### Required task
Work out how many lines in the entries contain the string "file", and give nothing but that number.

### Material provided
+++

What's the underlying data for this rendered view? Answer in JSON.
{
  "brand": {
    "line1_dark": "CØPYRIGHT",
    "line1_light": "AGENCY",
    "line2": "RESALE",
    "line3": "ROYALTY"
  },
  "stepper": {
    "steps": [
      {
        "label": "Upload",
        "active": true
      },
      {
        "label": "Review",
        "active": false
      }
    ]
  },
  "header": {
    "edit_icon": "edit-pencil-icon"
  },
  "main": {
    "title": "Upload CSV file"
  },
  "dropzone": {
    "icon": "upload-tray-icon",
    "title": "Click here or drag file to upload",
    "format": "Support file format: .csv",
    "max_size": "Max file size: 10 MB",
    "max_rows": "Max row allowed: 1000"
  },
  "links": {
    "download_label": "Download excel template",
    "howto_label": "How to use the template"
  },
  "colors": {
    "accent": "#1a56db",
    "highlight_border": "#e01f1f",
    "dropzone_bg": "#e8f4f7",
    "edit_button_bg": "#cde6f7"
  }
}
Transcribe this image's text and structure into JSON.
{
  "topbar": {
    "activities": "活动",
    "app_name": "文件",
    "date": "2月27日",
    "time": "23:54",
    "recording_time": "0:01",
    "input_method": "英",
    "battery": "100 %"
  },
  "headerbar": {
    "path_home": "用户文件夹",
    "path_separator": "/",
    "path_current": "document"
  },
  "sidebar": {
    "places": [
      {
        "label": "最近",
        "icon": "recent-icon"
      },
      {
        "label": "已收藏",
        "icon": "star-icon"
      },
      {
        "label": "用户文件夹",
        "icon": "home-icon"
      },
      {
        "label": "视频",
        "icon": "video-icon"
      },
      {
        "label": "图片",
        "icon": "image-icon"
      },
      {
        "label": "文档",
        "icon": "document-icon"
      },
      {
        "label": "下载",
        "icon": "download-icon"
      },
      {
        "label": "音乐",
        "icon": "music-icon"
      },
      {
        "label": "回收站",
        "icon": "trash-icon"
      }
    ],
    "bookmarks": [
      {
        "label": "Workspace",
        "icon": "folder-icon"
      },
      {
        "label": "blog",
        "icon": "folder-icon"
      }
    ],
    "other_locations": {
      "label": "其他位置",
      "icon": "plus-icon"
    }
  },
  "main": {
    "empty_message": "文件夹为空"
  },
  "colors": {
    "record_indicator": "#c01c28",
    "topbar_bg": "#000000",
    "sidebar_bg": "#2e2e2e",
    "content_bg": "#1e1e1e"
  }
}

+++

### Result
4